Below are the records; reproduce all of them exactly but without any images.

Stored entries

>> BEGIN

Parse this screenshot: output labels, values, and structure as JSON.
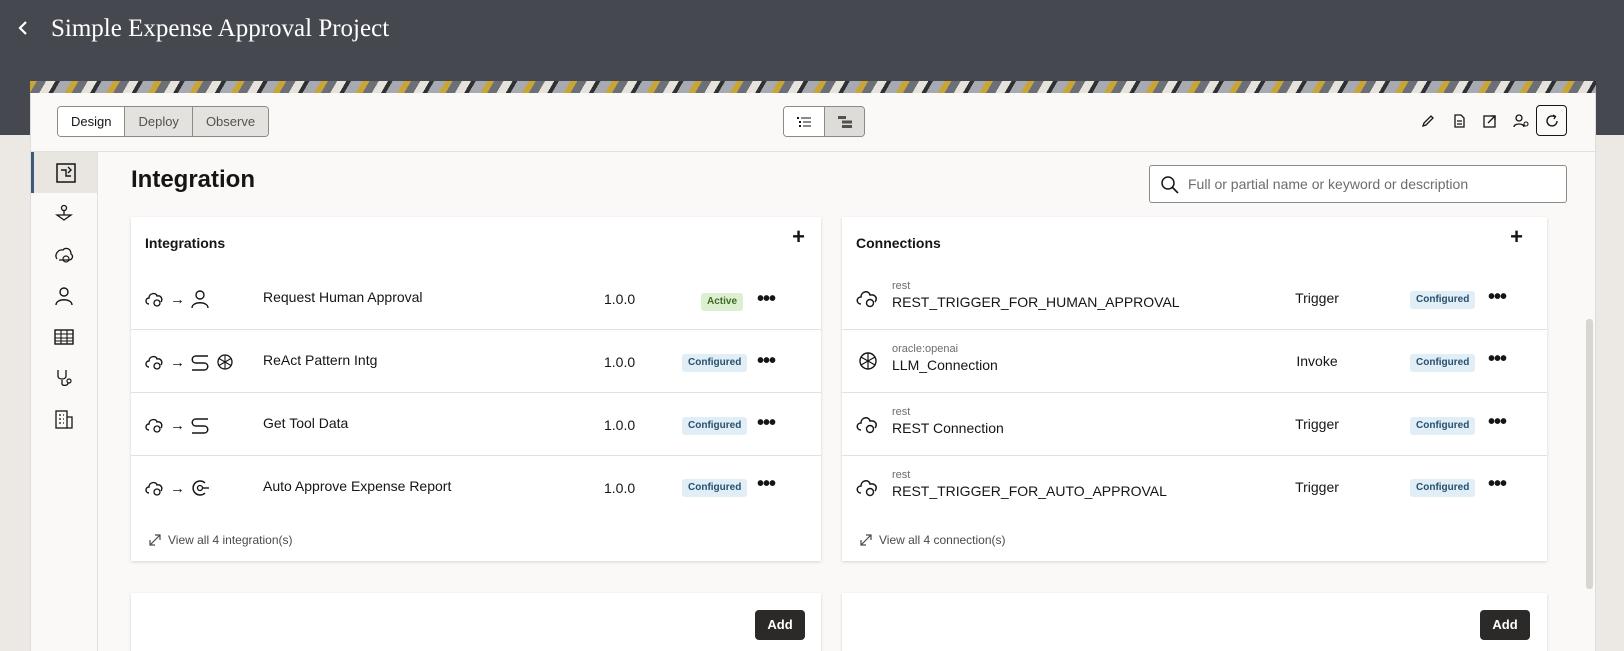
{
  "header": {
    "back_icon": "chevron-left-icon",
    "title": "Simple Expense Approval Project"
  },
  "tabs": [
    {
      "label": "Design"
    },
    {
      "label": "Deploy"
    },
    {
      "label": "Observe"
    }
  ],
  "view_toggle": [
    "list-view-icon",
    "diagram-view-icon"
  ],
  "tools": [
    "edit-icon",
    "document-icon",
    "export-icon",
    "share-icon",
    "refresh-icon"
  ],
  "leftnav": [
    "integration-icon",
    "process-icon",
    "decision-icon",
    "user-icon",
    "table-icon",
    "healthcare-icon",
    "building-icon"
  ],
  "page": {
    "title": "Integration",
    "search_placeholder": "Full or partial name or keyword or description"
  },
  "integrations": {
    "title": "Integrations",
    "add_label": "+",
    "rows": [
      {
        "name": "Request Human Approval",
        "version": "1.0.0",
        "status": "Active"
      },
      {
        "name": "ReAct Pattern Intg",
        "version": "1.0.0",
        "status": "Configured"
      },
      {
        "name": "Get Tool Data",
        "version": "1.0.0",
        "status": "Configured"
      },
      {
        "name": "Auto Approve Expense Report",
        "version": "1.0.0",
        "status": "Configured"
      }
    ],
    "arrow": "→",
    "more_label": "•••",
    "view_all": "View all 4 integration(s)"
  },
  "connections": {
    "title": "Connections",
    "add_label": "+",
    "rows": [
      {
        "type": "rest",
        "name": "REST_TRIGGER_FOR_HUMAN_APPROVAL",
        "role": "Trigger",
        "status": "Configured"
      },
      {
        "type": "oracle:openai",
        "name": "LLM_Connection",
        "role": "Invoke",
        "status": "Configured"
      },
      {
        "type": "rest",
        "name": "REST Connection",
        "role": "Trigger",
        "status": "Configured"
      },
      {
        "type": "rest",
        "name": "REST_TRIGGER_FOR_AUTO_APPROVAL",
        "role": "Trigger",
        "status": "Configured"
      }
    ],
    "more_label": "•••",
    "view_all": "View all 4 connection(s)"
  },
  "bottom_panels": {
    "add_label": "Add"
  },
  "colors": {
    "header_bg": "#45494f",
    "active_badge": "#dcefd0",
    "configured_badge": "#e1eef6",
    "add_button": "#2b2a28"
  }
}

>> END

CORRECT RESPONSE:
Parse this screenshot: output labels, values, and structure as JSON.
{
  "header": {
    "back_icon": "chevron-left-icon",
    "title": "Simple Expense Approval Project"
  },
  "tabs": [
    {
      "label": "Design"
    },
    {
      "label": "Deploy"
    },
    {
      "label": "Observe"
    }
  ],
  "view_toggle": [
    "list-view-icon",
    "diagram-view-icon"
  ],
  "tools": [
    "edit-icon",
    "document-icon",
    "export-icon",
    "share-icon",
    "refresh-icon"
  ],
  "leftnav": [
    "integration-icon",
    "process-icon",
    "decision-icon",
    "user-icon",
    "table-icon",
    "healthcare-icon",
    "building-icon"
  ],
  "page": {
    "title": "Integration",
    "search_placeholder": "Full or partial name or keyword or description"
  },
  "integrations": {
    "title": "Integrations",
    "add_label": "+",
    "rows": [
      {
        "name": "Request Human Approval",
        "version": "1.0.0",
        "status": "Active"
      },
      {
        "name": "ReAct Pattern Intg",
        "version": "1.0.0",
        "status": "Configured"
      },
      {
        "name": "Get Tool Data",
        "version": "1.0.0",
        "status": "Configured"
      },
      {
        "name": "Auto Approve Expense Report",
        "version": "1.0.0",
        "status": "Configured"
      }
    ],
    "arrow": "→",
    "more_label": "•••",
    "view_all": "View all 4 integration(s)"
  },
  "connections": {
    "title": "Connections",
    "add_label": "+",
    "rows": [
      {
        "type": "rest",
        "name": "REST_TRIGGER_FOR_HUMAN_APPROVAL",
        "role": "Trigger",
        "status": "Configured"
      },
      {
        "type": "oracle:openai",
        "name": "LLM_Connection",
        "role": "Invoke",
        "status": "Configured"
      },
      {
        "type": "rest",
        "name": "REST Connection",
        "role": "Trigger",
        "status": "Configured"
      },
      {
        "type": "rest",
        "name": "REST_TRIGGER_FOR_AUTO_APPROVAL",
        "role": "Trigger",
        "status": "Configured"
      }
    ],
    "more_label": "•••",
    "view_all": "View all 4 connection(s)"
  },
  "bottom_panels": {
    "add_label": "Add"
  },
  "colors": {
    "header_bg": "#45494f",
    "active_badge": "#dcefd0",
    "configured_badge": "#e1eef6",
    "add_button": "#2b2a28"
  }
}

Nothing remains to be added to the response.